▶ WHAT YOU ARE ASKED TO DO
Render every entry verbatim.

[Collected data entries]
>>>>

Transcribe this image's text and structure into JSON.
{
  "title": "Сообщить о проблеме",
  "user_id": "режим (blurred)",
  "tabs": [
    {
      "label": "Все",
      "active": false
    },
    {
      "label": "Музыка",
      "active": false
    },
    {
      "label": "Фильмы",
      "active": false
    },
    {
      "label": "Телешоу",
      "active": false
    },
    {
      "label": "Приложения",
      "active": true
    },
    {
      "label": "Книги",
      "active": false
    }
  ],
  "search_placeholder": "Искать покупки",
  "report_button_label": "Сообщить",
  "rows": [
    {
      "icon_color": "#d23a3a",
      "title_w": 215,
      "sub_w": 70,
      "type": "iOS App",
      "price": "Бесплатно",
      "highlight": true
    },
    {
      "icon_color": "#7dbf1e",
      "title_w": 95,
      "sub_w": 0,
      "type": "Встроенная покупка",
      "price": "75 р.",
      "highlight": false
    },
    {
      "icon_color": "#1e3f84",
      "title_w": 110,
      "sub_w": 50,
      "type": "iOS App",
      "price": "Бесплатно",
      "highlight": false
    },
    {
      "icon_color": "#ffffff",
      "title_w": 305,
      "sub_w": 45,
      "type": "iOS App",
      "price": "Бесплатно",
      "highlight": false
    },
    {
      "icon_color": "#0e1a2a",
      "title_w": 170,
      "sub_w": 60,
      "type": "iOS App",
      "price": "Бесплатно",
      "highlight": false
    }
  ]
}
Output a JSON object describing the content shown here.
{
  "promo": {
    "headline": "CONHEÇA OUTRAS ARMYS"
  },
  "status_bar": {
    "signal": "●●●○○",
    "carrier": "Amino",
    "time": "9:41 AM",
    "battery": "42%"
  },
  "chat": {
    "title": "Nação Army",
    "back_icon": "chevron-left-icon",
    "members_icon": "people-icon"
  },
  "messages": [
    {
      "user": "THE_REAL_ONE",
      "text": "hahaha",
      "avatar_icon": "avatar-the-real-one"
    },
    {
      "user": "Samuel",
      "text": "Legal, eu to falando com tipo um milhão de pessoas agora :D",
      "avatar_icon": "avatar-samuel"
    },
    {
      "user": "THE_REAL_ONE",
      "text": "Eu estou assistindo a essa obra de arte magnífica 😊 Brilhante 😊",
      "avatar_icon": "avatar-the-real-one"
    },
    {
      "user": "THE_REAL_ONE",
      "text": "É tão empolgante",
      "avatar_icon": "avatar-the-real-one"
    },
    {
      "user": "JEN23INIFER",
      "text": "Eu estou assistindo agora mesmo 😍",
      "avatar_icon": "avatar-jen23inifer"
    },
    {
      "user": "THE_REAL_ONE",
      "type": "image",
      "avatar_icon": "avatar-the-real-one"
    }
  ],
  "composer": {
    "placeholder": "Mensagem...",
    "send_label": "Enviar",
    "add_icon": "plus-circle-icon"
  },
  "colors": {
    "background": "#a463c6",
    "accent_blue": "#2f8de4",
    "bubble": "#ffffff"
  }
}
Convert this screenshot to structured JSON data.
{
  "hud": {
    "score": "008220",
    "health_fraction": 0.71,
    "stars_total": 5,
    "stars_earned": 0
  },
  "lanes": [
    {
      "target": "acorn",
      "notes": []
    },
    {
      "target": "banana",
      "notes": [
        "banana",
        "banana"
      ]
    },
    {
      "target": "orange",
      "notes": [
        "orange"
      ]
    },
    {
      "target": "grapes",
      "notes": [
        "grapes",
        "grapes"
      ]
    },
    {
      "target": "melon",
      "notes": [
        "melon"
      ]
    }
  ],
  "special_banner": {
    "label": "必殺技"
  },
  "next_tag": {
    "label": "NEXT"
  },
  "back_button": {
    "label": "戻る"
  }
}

<<<<

▶ SOLUTION TO THIS TASK
Transcribe this image's text and structure into JSON.
{
  "title": "Сообщить о проблеме",
  "user_id": "режим (blurred)",
  "tabs": [
    {
      "label": "Все",
      "active": false
    },
    {
      "label": "Музыка",
      "active": false
    },
    {
      "label": "Фильмы",
      "active": false
    },
    {
      "label": "Телешоу",
      "active": false
    },
    {
      "label": "Приложения",
      "active": true
    },
    {
      "label": "Книги",
      "active": false
    }
  ],
  "search_placeholder": "Искать покупки",
  "report_button_label": "Сообщить",
  "rows": [
    {
      "icon_color": "#d23a3a",
      "title_w": 215,
      "sub_w": 70,
      "type": "iOS App",
      "price": "Бесплатно",
      "highlight": true
    },
    {
      "icon_color": "#7dbf1e",
      "title_w": 95,
      "sub_w": 0,
      "type": "Встроенная покупка",
      "price": "75 р.",
      "highlight": false
    },
    {
      "icon_color": "#1e3f84",
      "title_w": 110,
      "sub_w": 50,
      "type": "iOS App",
      "price": "Бесплатно",
      "highlight": false
    },
    {
      "icon_color": "#ffffff",
      "title_w": 305,
      "sub_w": 45,
      "type": "iOS App",
      "price": "Бесплатно",
      "highlight": false
    },
    {
      "icon_color": "#0e1a2a",
      "title_w": 170,
      "sub_w": 60,
      "type": "iOS App",
      "price": "Бесплатно",
      "highlight": false
    }
  ]
}
Output a JSON object describing the content shown here.
{
  "promo": {
    "headline": "CONHEÇA OUTRAS ARMYS"
  },
  "status_bar": {
    "signal": "●●●○○",
    "carrier": "Amino",
    "time": "9:41 AM",
    "battery": "42%"
  },
  "chat": {
    "title": "Nação Army",
    "back_icon": "chevron-left-icon",
    "members_icon": "people-icon"
  },
  "messages": [
    {
      "user": "THE_REAL_ONE",
      "text": "hahaha",
      "avatar_icon": "avatar-the-real-one"
    },
    {
      "user": "Samuel",
      "text": "Legal, eu to falando com tipo um milhão de pessoas agora :D",
      "avatar_icon": "avatar-samuel"
    },
    {
      "user": "THE_REAL_ONE",
      "text": "Eu estou assistindo a essa obra de arte magnífica 😊 Brilhante 😊",
      "avatar_icon": "avatar-the-real-one"
    },
    {
      "user": "THE_REAL_ONE",
      "text": "É tão empolgante",
      "avatar_icon": "avatar-the-real-one"
    },
    {
      "user": "JEN23INIFER",
      "text": "Eu estou assistindo agora mesmo 😍",
      "avatar_icon": "avatar-jen23inifer"
    },
    {
      "user": "THE_REAL_ONE",
      "type": "image",
      "avatar_icon": "avatar-the-real-one"
    }
  ],
  "composer": {
    "placeholder": "Mensagem...",
    "send_label": "Enviar",
    "add_icon": "plus-circle-icon"
  },
  "colors": {
    "background": "#a463c6",
    "accent_blue": "#2f8de4",
    "bubble": "#ffffff"
  }
}
Convert this screenshot to structured JSON data.
{
  "hud": {
    "score": "008220",
    "health_fraction": 0.71,
    "stars_total": 5,
    "stars_earned": 0
  },
  "lanes": [
    {
      "target": "acorn",
      "notes": []
    },
    {
      "target": "banana",
      "notes": [
        "banana",
        "banana"
      ]
    },
    {
      "target": "orange",
      "notes": [
        "orange"
      ]
    },
    {
      "target": "grapes",
      "notes": [
        "grapes",
        "grapes"
      ]
    },
    {
      "target": "melon",
      "notes": [
        "melon"
      ]
    }
  ],
  "special_banner": {
    "label": "必殺技"
  },
  "next_tag": {
    "label": "NEXT"
  },
  "back_button": {
    "label": "戻る"
  }
}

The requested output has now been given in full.